- [GIVEN PROBLEM]:
Give the entries back exactly, dropping each image.

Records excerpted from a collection
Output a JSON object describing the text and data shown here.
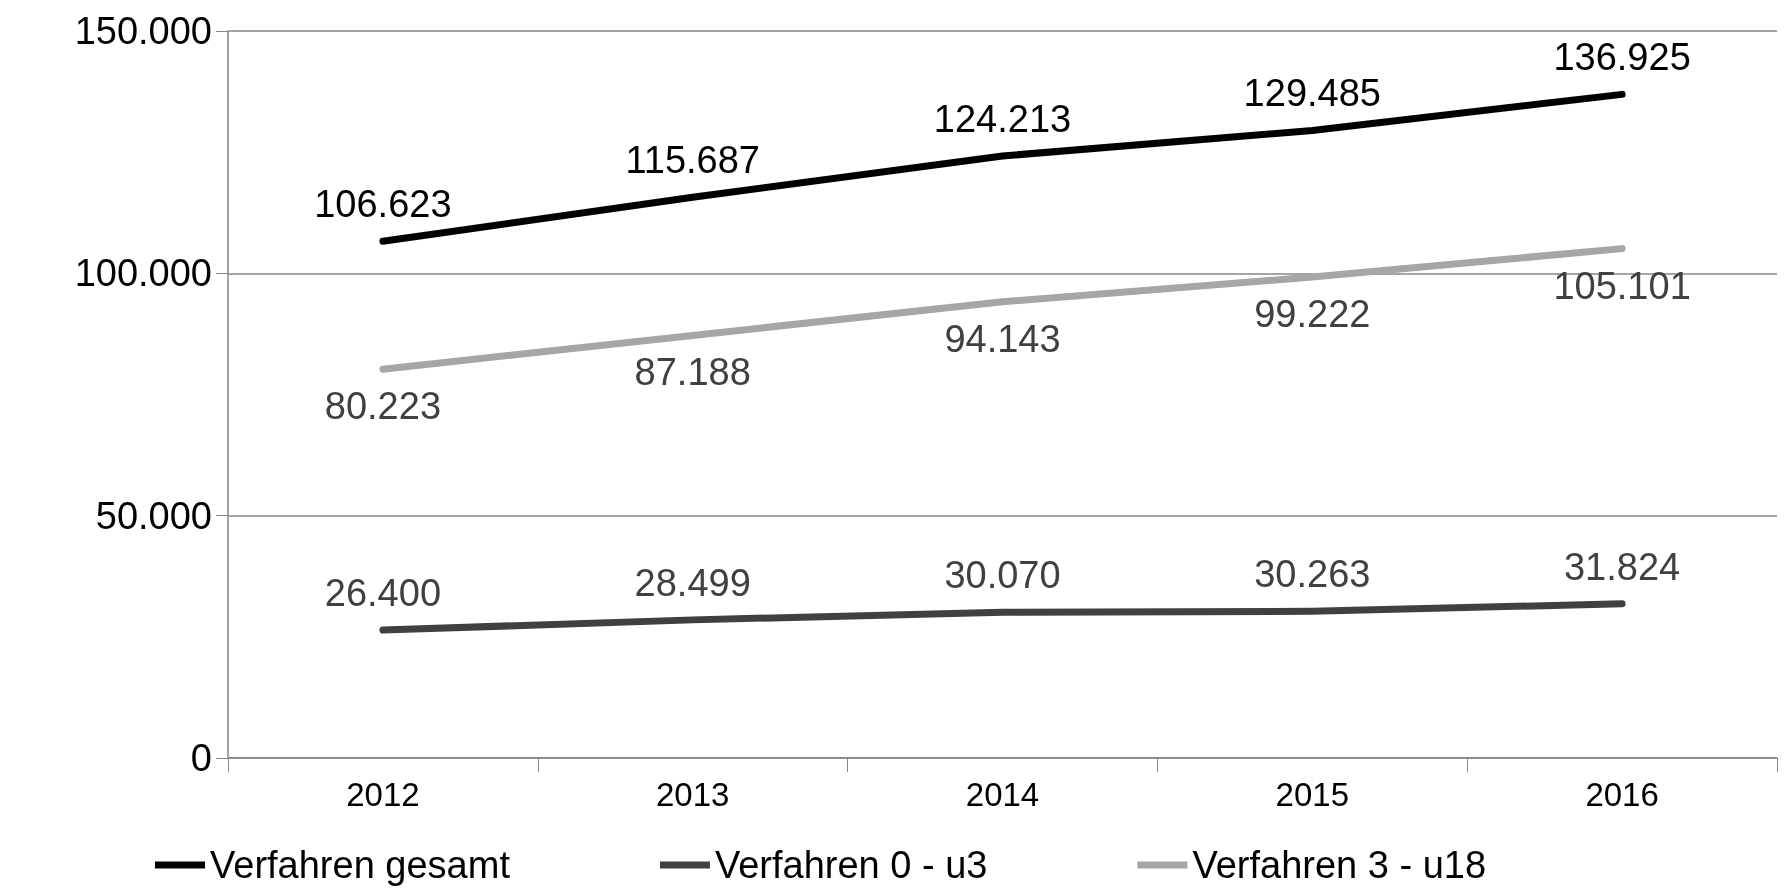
{
  "chart_data": {
    "type": "line",
    "categories": [
      "2012",
      "2013",
      "2014",
      "2015",
      "2016"
    ],
    "series": [
      {
        "name": "Verfahren gesamt",
        "color": "#000000",
        "values": [
          106623,
          115687,
          124213,
          129485,
          136925
        ],
        "value_labels": [
          "106.623",
          "115.687",
          "124.213",
          "129.485",
          "136.925"
        ]
      },
      {
        "name": "Verfahren 0 - u3",
        "color": "#404040",
        "values": [
          26400,
          28499,
          30070,
          30263,
          31824
        ],
        "value_labels": [
          "26.400",
          "28.499",
          "30.070",
          "30.263",
          "31.824"
        ]
      },
      {
        "name": "Verfahren 3 - u18",
        "color": "#a6a6a6",
        "values": [
          80223,
          87188,
          94143,
          99222,
          105101
        ],
        "value_labels": [
          "80.223",
          "87.188",
          "94.143",
          "99.222",
          "105.101"
        ]
      }
    ],
    "ylim": [
      0,
      150000
    ],
    "yticks": [
      {
        "value": 0,
        "label": "0"
      },
      {
        "value": 50000,
        "label": "50.000"
      },
      {
        "value": 100000,
        "label": "100.000"
      },
      {
        "value": 150000,
        "label": "150.000"
      }
    ],
    "grid": "y",
    "legend": "bottom",
    "marker": "none",
    "line_style": "solid"
  }
}
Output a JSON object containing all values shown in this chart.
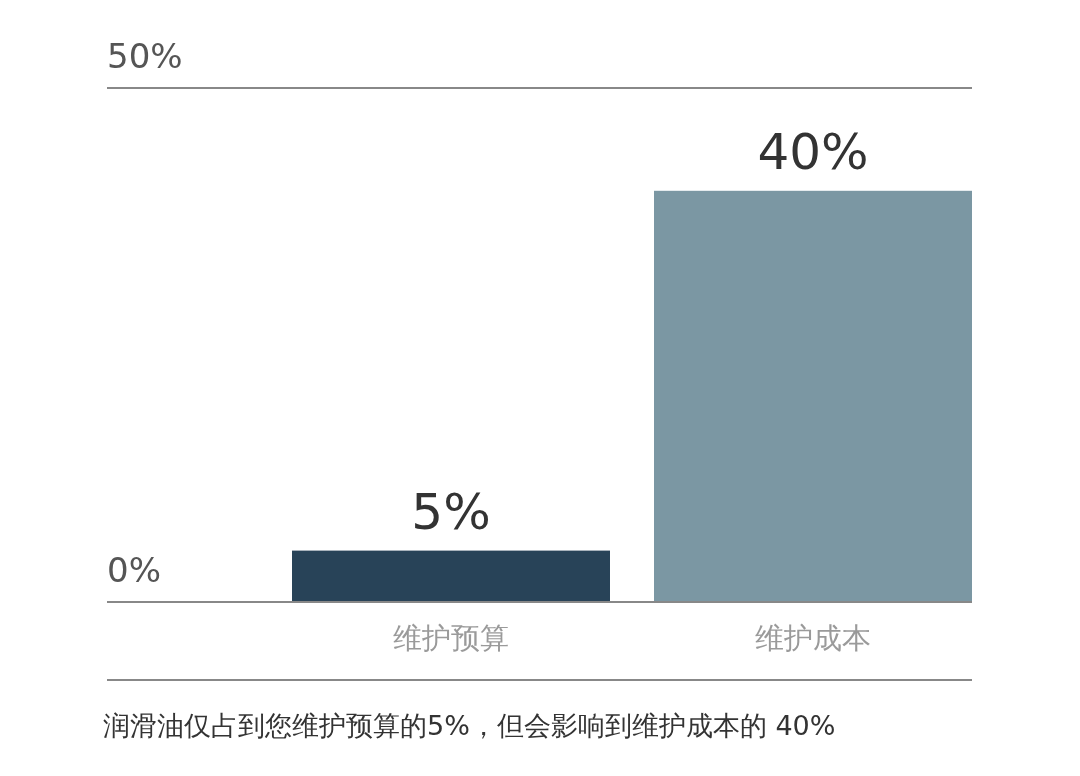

- [THE OUTPUT]:
Output a JSON object describing the text and data shown here.
{
  "chart_data": {
    "type": "line",
    "categories": [
      "2012",
      "2013",
      "2014",
      "2015",
      "2016"
    ],
    "series": [
      {
        "name": "Verfahren gesamt",
        "color": "#000000",
        "values": [
          106623,
          115687,
          124213,
          129485,
          136925
        ],
        "value_labels": [
          "106.623",
          "115.687",
          "124.213",
          "129.485",
          "136.925"
        ]
      },
      {
        "name": "Verfahren 0 - u3",
        "color": "#404040",
        "values": [
          26400,
          28499,
          30070,
          30263,
          31824
        ],
        "value_labels": [
          "26.400",
          "28.499",
          "30.070",
          "30.263",
          "31.824"
        ]
      },
      {
        "name": "Verfahren 3 - u18",
        "color": "#a6a6a6",
        "values": [
          80223,
          87188,
          94143,
          99222,
          105101
        ],
        "value_labels": [
          "80.223",
          "87.188",
          "94.143",
          "99.222",
          "105.101"
        ]
      }
    ],
    "ylim": [
      0,
      150000
    ],
    "yticks": [
      {
        "value": 0,
        "label": "0"
      },
      {
        "value": 50000,
        "label": "50.000"
      },
      {
        "value": 100000,
        "label": "100.000"
      },
      {
        "value": 150000,
        "label": "150.000"
      }
    ],
    "grid": "y",
    "legend": "bottom",
    "marker": "none",
    "line_style": "solid"
  }
}
Output a JSON object containing all values shown in this chart.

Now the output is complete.